#### Problem details:
Omit the pictures, then write out every entry exactly as it reads.

#### Raw records:
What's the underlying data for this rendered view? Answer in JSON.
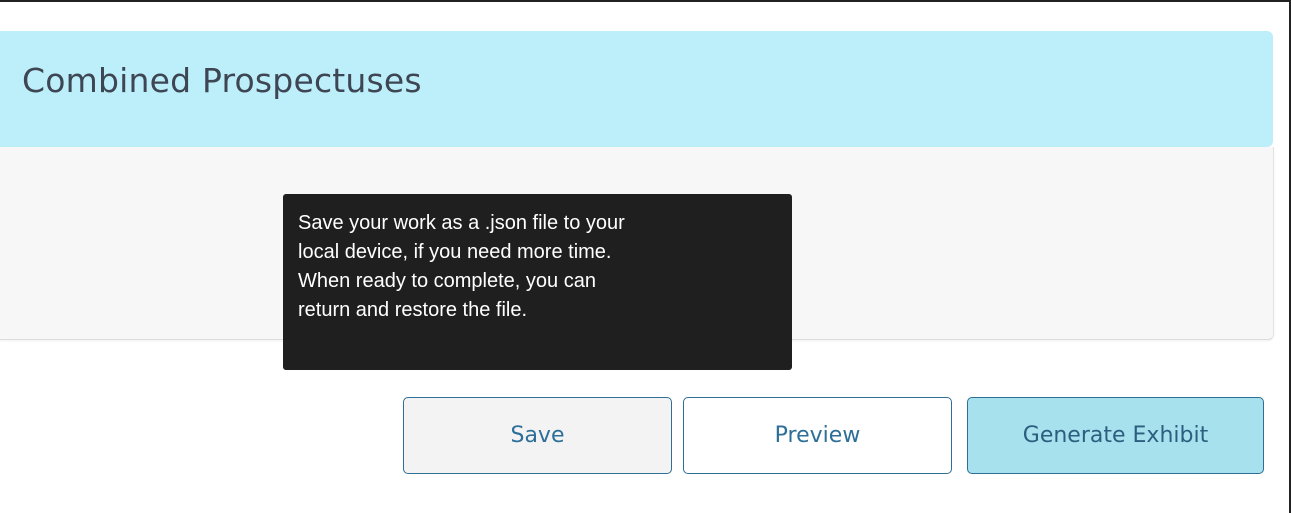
{
  "header": {
    "title": "Combined Prospectuses"
  },
  "tooltip": {
    "lines": [
      "Save your work as a .json file to your",
      "local device, if you need more time.",
      "When ready to complete, you can",
      "return and restore the file."
    ]
  },
  "actions": {
    "save_label": "Save",
    "preview_label": "Preview",
    "generate_label": "Generate Exhibit"
  },
  "colors": {
    "header_background": "#bdeffb",
    "body_panel_background": "#f7f7f8",
    "tooltip_background": "#1f1f1f",
    "button_border": "#2f6f96",
    "button_text": "#2d6f98",
    "generate_button_background": "#a7e1ee"
  }
}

#### Worked answer:
What's the underlying data for this rendered view? Answer in JSON.
{
  "header": {
    "title": "Combined Prospectuses"
  },
  "tooltip": {
    "lines": [
      "Save your work as a .json file to your",
      "local device, if you need more time.",
      "When ready to complete, you can",
      "return and restore the file."
    ]
  },
  "actions": {
    "save_label": "Save",
    "preview_label": "Preview",
    "generate_label": "Generate Exhibit"
  },
  "colors": {
    "header_background": "#bdeffb",
    "body_panel_background": "#f7f7f8",
    "tooltip_background": "#1f1f1f",
    "button_border": "#2f6f96",
    "button_text": "#2d6f98",
    "generate_button_background": "#a7e1ee"
  }
}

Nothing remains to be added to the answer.